Stored data >>

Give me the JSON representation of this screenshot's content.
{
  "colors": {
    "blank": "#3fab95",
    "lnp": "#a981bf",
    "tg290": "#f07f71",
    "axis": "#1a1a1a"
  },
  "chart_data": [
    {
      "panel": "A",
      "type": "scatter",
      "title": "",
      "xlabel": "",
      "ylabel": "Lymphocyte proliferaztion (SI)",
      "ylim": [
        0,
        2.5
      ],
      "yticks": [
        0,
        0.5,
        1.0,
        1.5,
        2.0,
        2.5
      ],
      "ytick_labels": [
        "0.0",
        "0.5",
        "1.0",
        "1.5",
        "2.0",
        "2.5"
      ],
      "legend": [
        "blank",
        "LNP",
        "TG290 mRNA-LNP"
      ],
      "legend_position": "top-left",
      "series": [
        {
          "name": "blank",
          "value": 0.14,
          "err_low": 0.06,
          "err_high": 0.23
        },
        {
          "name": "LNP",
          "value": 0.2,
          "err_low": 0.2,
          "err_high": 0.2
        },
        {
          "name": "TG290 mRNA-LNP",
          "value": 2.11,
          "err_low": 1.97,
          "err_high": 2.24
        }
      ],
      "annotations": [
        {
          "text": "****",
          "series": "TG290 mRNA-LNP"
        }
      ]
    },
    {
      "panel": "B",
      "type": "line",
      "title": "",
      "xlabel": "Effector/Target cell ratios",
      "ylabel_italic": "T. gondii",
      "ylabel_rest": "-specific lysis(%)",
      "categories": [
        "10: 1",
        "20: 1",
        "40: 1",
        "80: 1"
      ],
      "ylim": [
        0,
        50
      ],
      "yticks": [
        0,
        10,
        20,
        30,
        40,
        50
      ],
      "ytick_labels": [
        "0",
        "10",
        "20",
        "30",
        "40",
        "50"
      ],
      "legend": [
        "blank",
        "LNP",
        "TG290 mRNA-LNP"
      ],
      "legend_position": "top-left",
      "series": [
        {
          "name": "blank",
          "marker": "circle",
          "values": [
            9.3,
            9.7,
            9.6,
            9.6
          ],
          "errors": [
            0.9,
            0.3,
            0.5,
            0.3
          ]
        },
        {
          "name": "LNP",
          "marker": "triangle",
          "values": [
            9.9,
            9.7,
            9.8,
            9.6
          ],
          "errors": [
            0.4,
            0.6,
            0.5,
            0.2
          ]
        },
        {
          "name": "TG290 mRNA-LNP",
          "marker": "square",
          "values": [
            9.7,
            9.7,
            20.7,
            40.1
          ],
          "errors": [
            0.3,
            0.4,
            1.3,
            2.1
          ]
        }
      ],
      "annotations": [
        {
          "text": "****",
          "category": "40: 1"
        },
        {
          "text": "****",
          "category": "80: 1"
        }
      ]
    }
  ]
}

Exercise objective >> Return every entry verbatim.

Output below >>
Give me the JSON representation of this screenshot's content.
{
  "colors": {
    "blank": "#3fab95",
    "lnp": "#a981bf",
    "tg290": "#f07f71",
    "axis": "#1a1a1a"
  },
  "chart_data": [
    {
      "panel": "A",
      "type": "scatter",
      "title": "",
      "xlabel": "",
      "ylabel": "Lymphocyte proliferaztion (SI)",
      "ylim": [
        0,
        2.5
      ],
      "yticks": [
        0,
        0.5,
        1.0,
        1.5,
        2.0,
        2.5
      ],
      "ytick_labels": [
        "0.0",
        "0.5",
        "1.0",
        "1.5",
        "2.0",
        "2.5"
      ],
      "legend": [
        "blank",
        "LNP",
        "TG290 mRNA-LNP"
      ],
      "legend_position": "top-left",
      "series": [
        {
          "name": "blank",
          "value": 0.14,
          "err_low": 0.06,
          "err_high": 0.23
        },
        {
          "name": "LNP",
          "value": 0.2,
          "err_low": 0.2,
          "err_high": 0.2
        },
        {
          "name": "TG290 mRNA-LNP",
          "value": 2.11,
          "err_low": 1.97,
          "err_high": 2.24
        }
      ],
      "annotations": [
        {
          "text": "****",
          "series": "TG290 mRNA-LNP"
        }
      ]
    },
    {
      "panel": "B",
      "type": "line",
      "title": "",
      "xlabel": "Effector/Target cell ratios",
      "ylabel_italic": "T. gondii",
      "ylabel_rest": "-specific lysis(%)",
      "categories": [
        "10: 1",
        "20: 1",
        "40: 1",
        "80: 1"
      ],
      "ylim": [
        0,
        50
      ],
      "yticks": [
        0,
        10,
        20,
        30,
        40,
        50
      ],
      "ytick_labels": [
        "0",
        "10",
        "20",
        "30",
        "40",
        "50"
      ],
      "legend": [
        "blank",
        "LNP",
        "TG290 mRNA-LNP"
      ],
      "legend_position": "top-left",
      "series": [
        {
          "name": "blank",
          "marker": "circle",
          "values": [
            9.3,
            9.7,
            9.6,
            9.6
          ],
          "errors": [
            0.9,
            0.3,
            0.5,
            0.3
          ]
        },
        {
          "name": "LNP",
          "marker": "triangle",
          "values": [
            9.9,
            9.7,
            9.8,
            9.6
          ],
          "errors": [
            0.4,
            0.6,
            0.5,
            0.2
          ]
        },
        {
          "name": "TG290 mRNA-LNP",
          "marker": "square",
          "values": [
            9.7,
            9.7,
            20.7,
            40.1
          ],
          "errors": [
            0.3,
            0.4,
            1.3,
            2.1
          ]
        }
      ],
      "annotations": [
        {
          "text": "****",
          "category": "40: 1"
        },
        {
          "text": "****",
          "category": "80: 1"
        }
      ]
    }
  ]
}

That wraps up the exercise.